● **Problem details**:
Reproduce every line of the listing as written, apart from the pictures.

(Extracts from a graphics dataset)
################

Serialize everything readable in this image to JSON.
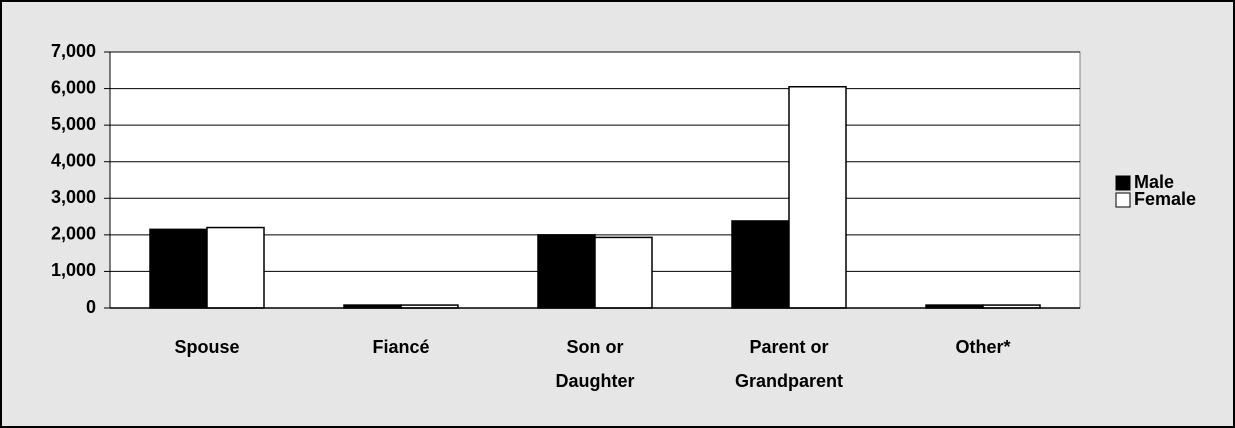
{
  "chart_data": {
    "type": "bar",
    "categories": [
      "Spouse",
      "Fiancé",
      "Son or Daughter",
      "Parent or Grandparent",
      "Other*"
    ],
    "series": [
      {
        "name": "Male",
        "color": "#000000",
        "values": [
          2150,
          80,
          2000,
          2380,
          80
        ]
      },
      {
        "name": "Female",
        "color": "#ffffff",
        "values": [
          2200,
          80,
          1930,
          6050,
          80
        ]
      }
    ],
    "ylim": [
      0,
      7000
    ],
    "yticks": [
      0,
      {
        "value": 1000,
        "label": "1,000"
      },
      {
        "value": 2000,
        "label": "2,000"
      },
      {
        "value": 3000,
        "label": "3,000"
      },
      {
        "value": 4000,
        "label": "4,000"
      },
      {
        "value": 5000,
        "label": "5,000"
      },
      {
        "value": 6000,
        "label": "6,000"
      },
      {
        "value": 7000,
        "label": "7,000"
      }
    ],
    "grid": true,
    "legend": "right"
  }
}
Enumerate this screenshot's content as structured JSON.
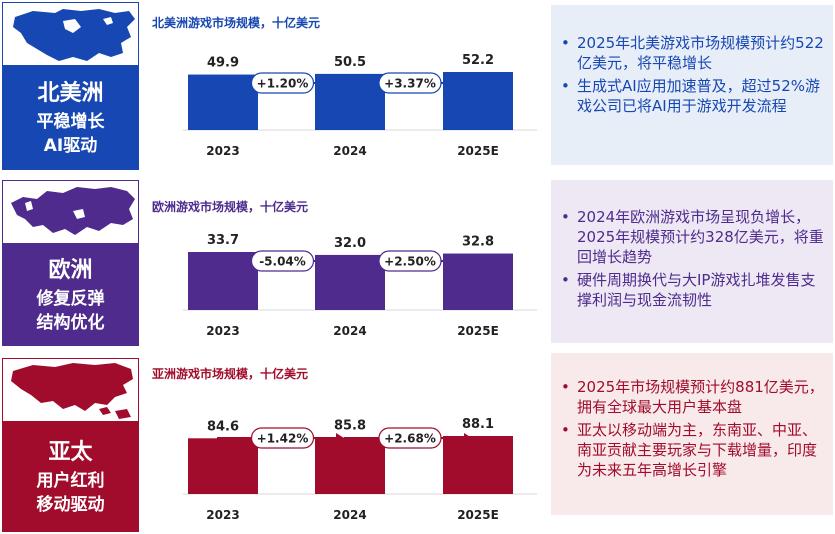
{
  "colors": {
    "na": "#1747b2",
    "eu": "#4e2b8c",
    "ap": "#a10c2c",
    "na_bg": "#e8eef8",
    "eu_bg": "#ede8f4",
    "ap_bg": "#f8eaea"
  },
  "regions": [
    {
      "key": "na",
      "map_icon": "north-america-map-icon",
      "name": "北美洲",
      "subtitle_lines": [
        "平稳增长",
        "AI驱动"
      ],
      "chart_title": "北美洲游戏市场规模，十亿美元",
      "bullets": [
        "2025年北美游戏市场规模预计约522亿美元，将平稳增长",
        "生成式AI应用加速普及，超过52%游戏公司已将AI用于游戏开发流程"
      ]
    },
    {
      "key": "eu",
      "map_icon": "europe-map-icon",
      "name": "欧洲",
      "subtitle_lines": [
        "修复反弹",
        "结构优化"
      ],
      "chart_title": "欧洲游戏市场规模，十亿美元",
      "bullets": [
        "2024年欧洲游戏市场呈现负增长，2025年规模预计约328亿美元，将重回增长趋势",
        "硬件周期换代与大IP游戏扎堆发售支撑利润与现金流韧性"
      ]
    },
    {
      "key": "ap",
      "map_icon": "asia-pacific-map-icon",
      "name": "亚太",
      "subtitle_lines": [
        "用户红利",
        "移动驱动"
      ],
      "chart_title": "亚洲游戏市场规模，十亿美元",
      "bullets": [
        "2025年市场规模预计约881亿美元，拥有全球最大用户基本盘",
        "亚太以移动端为主，东南亚、中亚、南亚贡献主要玩家与下载增量，印度为未来五年高增长引擎"
      ]
    }
  ],
  "chart_data": [
    {
      "type": "bar",
      "title": "北美洲游戏市场规模，十亿美元",
      "categories": [
        "2023",
        "2024",
        "2025E"
      ],
      "values": [
        49.9,
        50.5,
        52.2
      ],
      "value_labels": [
        "49.9",
        "50.5",
        "52.2"
      ],
      "growth_labels": [
        "+1.20%",
        "+3.37%"
      ],
      "ylabel": "十亿美元"
    },
    {
      "type": "bar",
      "title": "欧洲游戏市场规模，十亿美元",
      "categories": [
        "2023",
        "2024",
        "2025E"
      ],
      "values": [
        33.7,
        32.0,
        32.8
      ],
      "value_labels": [
        "33.7",
        "32.0",
        "32.8"
      ],
      "growth_labels": [
        "-5.04%",
        "+2.50%"
      ],
      "ylabel": "十亿美元"
    },
    {
      "type": "bar",
      "title": "亚洲游戏市场规模，十亿美元",
      "categories": [
        "2023",
        "2024",
        "2025E"
      ],
      "values": [
        84.6,
        85.8,
        88.1
      ],
      "value_labels": [
        "84.6",
        "85.8",
        "88.1"
      ],
      "growth_labels": [
        "+1.42%",
        "+2.68%"
      ],
      "ylabel": "十亿美元"
    }
  ]
}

################

● **Task result**:
Serialize everything readable in this image to JSON.
{
  "chart_data": {
    "type": "bar",
    "categories": [
      "Spouse",
      "Fiancé",
      "Son or Daughter",
      "Parent or Grandparent",
      "Other*"
    ],
    "series": [
      {
        "name": "Male",
        "color": "#000000",
        "values": [
          2150,
          80,
          2000,
          2380,
          80
        ]
      },
      {
        "name": "Female",
        "color": "#ffffff",
        "values": [
          2200,
          80,
          1930,
          6050,
          80
        ]
      }
    ],
    "ylim": [
      0,
      7000
    ],
    "yticks": [
      0,
      {
        "value": 1000,
        "label": "1,000"
      },
      {
        "value": 2000,
        "label": "2,000"
      },
      {
        "value": 3000,
        "label": "3,000"
      },
      {
        "value": 4000,
        "label": "4,000"
      },
      {
        "value": 5000,
        "label": "5,000"
      },
      {
        "value": 6000,
        "label": "6,000"
      },
      {
        "value": 7000,
        "label": "7,000"
      }
    ],
    "grid": true,
    "legend": "right"
  }
}
Enumerate this screenshot's content as structured JSON.
{
  "colors": {
    "na": "#1747b2",
    "eu": "#4e2b8c",
    "ap": "#a10c2c",
    "na_bg": "#e8eef8",
    "eu_bg": "#ede8f4",
    "ap_bg": "#f8eaea"
  },
  "regions": [
    {
      "key": "na",
      "map_icon": "north-america-map-icon",
      "name": "北美洲",
      "subtitle_lines": [
        "平稳增长",
        "AI驱动"
      ],
      "chart_title": "北美洲游戏市场规模，十亿美元",
      "bullets": [
        "2025年北美游戏市场规模预计约522亿美元，将平稳增长",
        "生成式AI应用加速普及，超过52%游戏公司已将AI用于游戏开发流程"
      ]
    },
    {
      "key": "eu",
      "map_icon": "europe-map-icon",
      "name": "欧洲",
      "subtitle_lines": [
        "修复反弹",
        "结构优化"
      ],
      "chart_title": "欧洲游戏市场规模，十亿美元",
      "bullets": [
        "2024年欧洲游戏市场呈现负增长，2025年规模预计约328亿美元，将重回增长趋势",
        "硬件周期换代与大IP游戏扎堆发售支撑利润与现金流韧性"
      ]
    },
    {
      "key": "ap",
      "map_icon": "asia-pacific-map-icon",
      "name": "亚太",
      "subtitle_lines": [
        "用户红利",
        "移动驱动"
      ],
      "chart_title": "亚洲游戏市场规模，十亿美元",
      "bullets": [
        "2025年市场规模预计约881亿美元，拥有全球最大用户基本盘",
        "亚太以移动端为主，东南亚、中亚、南亚贡献主要玩家与下载增量，印度为未来五年高增长引擎"
      ]
    }
  ],
  "chart_data": [
    {
      "type": "bar",
      "title": "北美洲游戏市场规模，十亿美元",
      "categories": [
        "2023",
        "2024",
        "2025E"
      ],
      "values": [
        49.9,
        50.5,
        52.2
      ],
      "value_labels": [
        "49.9",
        "50.5",
        "52.2"
      ],
      "growth_labels": [
        "+1.20%",
        "+3.37%"
      ],
      "ylabel": "十亿美元"
    },
    {
      "type": "bar",
      "title": "欧洲游戏市场规模，十亿美元",
      "categories": [
        "2023",
        "2024",
        "2025E"
      ],
      "values": [
        33.7,
        32.0,
        32.8
      ],
      "value_labels": [
        "33.7",
        "32.0",
        "32.8"
      ],
      "growth_labels": [
        "-5.04%",
        "+2.50%"
      ],
      "ylabel": "十亿美元"
    },
    {
      "type": "bar",
      "title": "亚洲游戏市场规模，十亿美元",
      "categories": [
        "2023",
        "2024",
        "2025E"
      ],
      "values": [
        84.6,
        85.8,
        88.1
      ],
      "value_labels": [
        "84.6",
        "85.8",
        "88.1"
      ],
      "growth_labels": [
        "+1.42%",
        "+2.68%"
      ],
      "ylabel": "十亿美元"
    }
  ]
}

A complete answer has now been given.